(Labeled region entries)

---*---

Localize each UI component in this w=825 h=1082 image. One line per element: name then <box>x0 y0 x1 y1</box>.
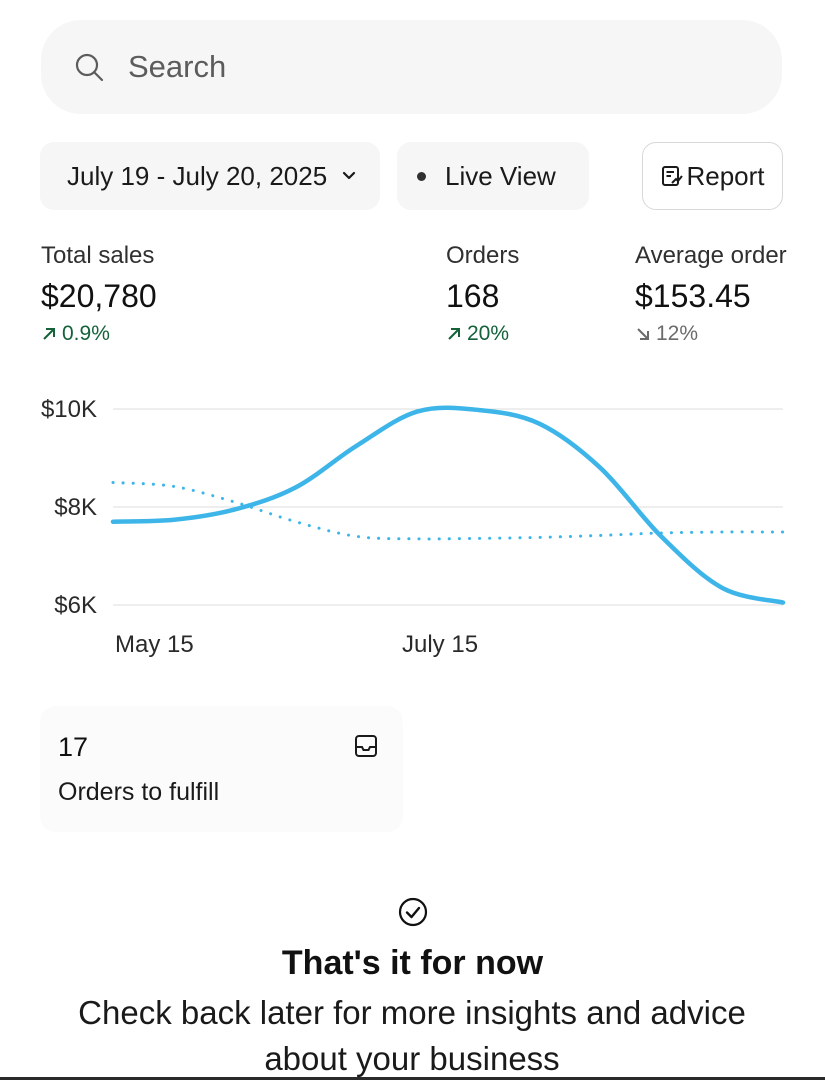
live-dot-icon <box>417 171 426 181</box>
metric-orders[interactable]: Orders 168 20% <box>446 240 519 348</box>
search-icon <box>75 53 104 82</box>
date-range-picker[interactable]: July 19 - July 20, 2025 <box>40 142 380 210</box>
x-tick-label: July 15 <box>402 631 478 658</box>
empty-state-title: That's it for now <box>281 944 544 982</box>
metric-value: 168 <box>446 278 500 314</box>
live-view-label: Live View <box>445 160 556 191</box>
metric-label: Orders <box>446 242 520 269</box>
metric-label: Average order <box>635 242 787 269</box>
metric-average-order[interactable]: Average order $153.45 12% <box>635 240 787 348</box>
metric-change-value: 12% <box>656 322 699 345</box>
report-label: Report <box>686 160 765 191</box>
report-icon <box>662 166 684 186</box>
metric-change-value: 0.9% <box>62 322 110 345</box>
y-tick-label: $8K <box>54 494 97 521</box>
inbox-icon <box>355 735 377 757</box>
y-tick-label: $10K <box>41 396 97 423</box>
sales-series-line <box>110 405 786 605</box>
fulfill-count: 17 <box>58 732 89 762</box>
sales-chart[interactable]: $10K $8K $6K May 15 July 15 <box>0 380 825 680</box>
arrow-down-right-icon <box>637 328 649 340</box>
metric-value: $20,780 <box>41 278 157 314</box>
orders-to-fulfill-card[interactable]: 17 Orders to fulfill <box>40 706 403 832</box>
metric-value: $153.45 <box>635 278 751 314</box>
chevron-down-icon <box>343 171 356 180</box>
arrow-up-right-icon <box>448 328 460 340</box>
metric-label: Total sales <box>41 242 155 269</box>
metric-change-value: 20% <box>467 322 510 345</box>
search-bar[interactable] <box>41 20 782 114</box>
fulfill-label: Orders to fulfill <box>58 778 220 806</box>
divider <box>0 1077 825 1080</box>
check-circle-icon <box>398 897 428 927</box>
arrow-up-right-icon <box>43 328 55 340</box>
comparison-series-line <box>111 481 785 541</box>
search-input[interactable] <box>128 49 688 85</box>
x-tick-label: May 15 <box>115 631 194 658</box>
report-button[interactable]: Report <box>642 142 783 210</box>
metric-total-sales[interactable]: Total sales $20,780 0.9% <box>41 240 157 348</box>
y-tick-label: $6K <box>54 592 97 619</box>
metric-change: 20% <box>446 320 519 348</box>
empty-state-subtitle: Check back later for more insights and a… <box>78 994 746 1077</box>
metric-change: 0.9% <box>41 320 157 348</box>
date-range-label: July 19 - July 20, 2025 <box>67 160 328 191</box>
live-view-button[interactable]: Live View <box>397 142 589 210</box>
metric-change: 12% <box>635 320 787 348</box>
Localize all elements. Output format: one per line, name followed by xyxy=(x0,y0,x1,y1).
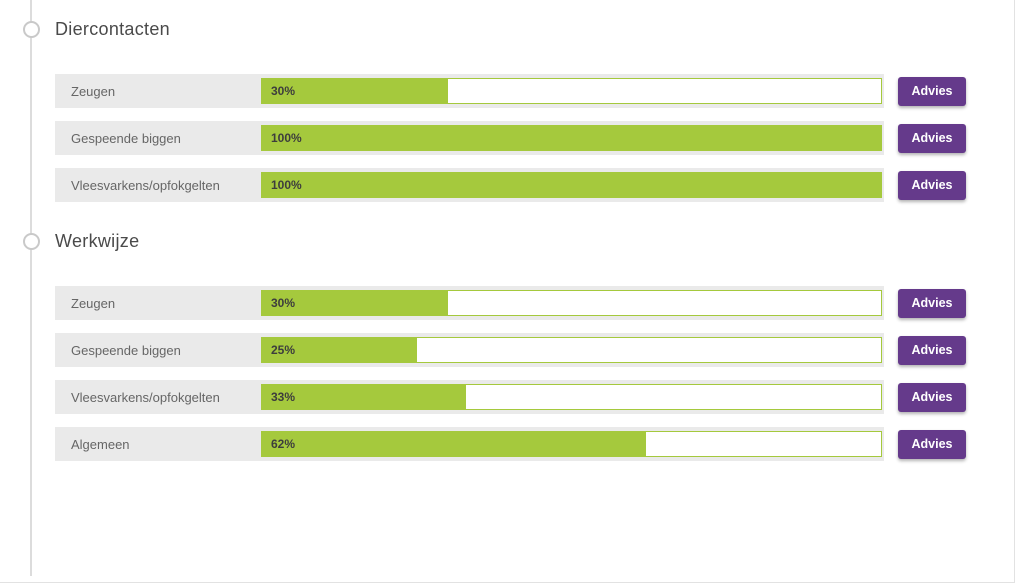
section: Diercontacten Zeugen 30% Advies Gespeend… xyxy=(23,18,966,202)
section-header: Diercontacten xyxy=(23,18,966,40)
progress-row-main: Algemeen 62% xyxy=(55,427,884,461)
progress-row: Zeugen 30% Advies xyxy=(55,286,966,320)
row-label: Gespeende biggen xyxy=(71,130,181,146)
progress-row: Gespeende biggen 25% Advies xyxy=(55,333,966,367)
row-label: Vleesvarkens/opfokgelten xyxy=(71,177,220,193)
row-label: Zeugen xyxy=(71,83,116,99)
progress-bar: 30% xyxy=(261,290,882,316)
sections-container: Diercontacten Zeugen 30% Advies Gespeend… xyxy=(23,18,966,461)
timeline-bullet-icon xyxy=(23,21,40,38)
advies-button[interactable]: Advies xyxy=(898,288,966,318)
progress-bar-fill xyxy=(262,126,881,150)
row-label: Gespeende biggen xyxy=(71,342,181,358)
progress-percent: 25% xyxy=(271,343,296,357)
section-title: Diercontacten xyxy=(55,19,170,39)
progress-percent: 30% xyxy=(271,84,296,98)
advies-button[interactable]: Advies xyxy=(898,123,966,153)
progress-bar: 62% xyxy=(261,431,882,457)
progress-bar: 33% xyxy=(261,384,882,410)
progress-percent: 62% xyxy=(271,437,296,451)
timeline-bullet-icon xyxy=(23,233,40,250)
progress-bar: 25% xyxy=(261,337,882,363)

---*---

Stated exercise: Lay out each line of the rows above as a string in a JSON list, one string per line, with blank lines and the pictures left out.

Expected output:
[
  "Localize each UI component in this w=825 h=1082 image. One line per element: name then <box>x0 y0 x1 y1</box>.",
  "live-dot-icon <box>417 171 426 181</box>",
  "metric-orders[interactable]: Orders 168 20% <box>446 240 519 348</box>",
  "search-icon <box>75 53 104 82</box>",
  "date-range-picker[interactable]: July 19 - July 20, 2025 <box>40 142 380 210</box>",
  "x-tick-label: July 15 <box>402 631 478 658</box>",
  "empty-state-title: That's it for now <box>281 944 544 982</box>",
  "metric-value: 168 <box>446 278 500 314</box>",
  "live-view-label: Live View <box>445 160 556 191</box>",
  "metric-label: Orders <box>446 242 520 269</box>",
  "metric-label: Average order <box>635 242 787 269</box>",
  "metric-average-order[interactable]: Average order $153.45 12% <box>635 240 787 348</box>",
  "metric-change-value: 12% <box>656 322 699 345</box>",
  "report-label: Report <box>686 160 765 191</box>",
  "report-icon <box>662 166 684 186</box>",
  "metric-change-value: 0.9% <box>62 322 110 345</box>",
  "y-tick-label: $8K <box>54 494 97 521</box>",
  "inbox-icon <box>355 735 377 757</box>",
  "y-tick-label: $10K <box>41 396 97 423</box>",
  "sales-series-line <box>110 405 786 605</box>",
  "fulfill-count: 17 <box>58 732 89 762</box>",
  "sales-chart[interactable]: $10K $8K $6K May 15 July 15 <box>0 380 825 680</box>",
  "arrow-down-right-icon <box>637 328 649 340</box>",
  "metric-value: $20,780 <box>41 278 157 314</box>",
  "orders-to-fulfill-card[interactable]: 17 Orders to fulfill <box>40 706 403 832</box>",
  "metric-value: $153.45 <box>635 278 751 314</box>",
  "chevron-down-icon <box>343 171 356 180</box>",
  "arrow-up-right-icon <box>448 328 460 340</box>",
  "metric-label: Total sales <box>41 242 155 269</box>",
  "metric-change-value: 20% <box>467 322 510 345</box>",
  "search-bar[interactable] <box>41 20 782 114</box>",
  "fulfill-label: Orders to fulfill <box>58 778 220 806</box>",
  "divider <box>0 1077 825 1080</box>",
  "check-circle-icon <box>398 897 428 927</box>",
  "arrow-up-right-icon <box>43 328 55 340</box>",
  "comparison-series-line <box>111 481 785 541</box>",
  "search-input[interactable] <box>128 49 688 85</box>",
  "x-tick-label: May 15 <box>115 631 194 658</box>",
  "report-button[interactable]: Report <box>642 142 783 210</box>",
  "metric-total-sales[interactable]: Total sales $20,780 0.9% <box>41 240 157 348</box>",
  "y-tick-label: $6K <box>54 592 97 619</box>",
  "metric-change: 20% <box>446 320 519 348</box>",
  "empty-state-subtitle: Check back later for more insights and a… <box>78 994 746 1077</box>",
  "metric-change: 0.9% <box>41 320 157 348</box>",
  "date-range-label: July 19 - July 20, 2025 <box>67 160 328 191</box>",
  "live-view-button[interactable]: Live View <box>397 142 589 210</box>",
  "metric-change: 12% <box>635 320 787 348</box>",
  "Localize all elements. Output format: one per line, name followed by xyxy=(x0,y0,x1,y1).",
  "section: Diercontacten Zeugen 30% Advies Gespeend… xyxy=(23,18,966,202)",
  "section-header: Diercontacten xyxy=(23,18,966,40)",
  "progress-row-main: Algemeen 62% xyxy=(55,427,884,461)",
  "progress-row: Zeugen 30% Advies xyxy=(55,286,966,320)",
  "row-label: Gespeende biggen xyxy=(71,130,181,146)",
  "progress-row: Gespeende biggen 25% Advies xyxy=(55,333,966,367)",
  "row-label: Vleesvarkens/opfokgelten xyxy=(71,177,220,193)",
  "row-label: Zeugen xyxy=(71,83,116,99)",
  "progress-bar: 30% xyxy=(261,290,882,316)",
  "sections-container: Diercontacten Zeugen 30% Advies Gespeend… xyxy=(23,18,966,461)",
  "timeline-bullet-icon xyxy=(23,21,40,38)",
  "advies-button[interactable]: Advies xyxy=(898,288,966,318)",
  "progress-bar-fill xyxy=(262,126,881,150)",
  "row-label: Gespeende biggen xyxy=(71,342,181,358)",
  "progress-percent: 25% xyxy=(271,343,296,357)",
  "section-title: Diercontacten xyxy=(55,19,170,39)",
  "progress-percent: 30% xyxy=(271,84,296,98)",
  "advies-button[interactable]: Advies xyxy=(898,123,966,153)",
  "progress-bar: 62% xyxy=(261,431,882,457)",
  "progress-bar: 33% xyxy=(261,384,882,410)",
  "progress-percent: 62% xyxy=(271,437,296,451)",
  "timeline-bullet-icon xyxy=(23,233,40,250)",
  "progress-bar: 25% xyxy=(261,337,882,363)"
]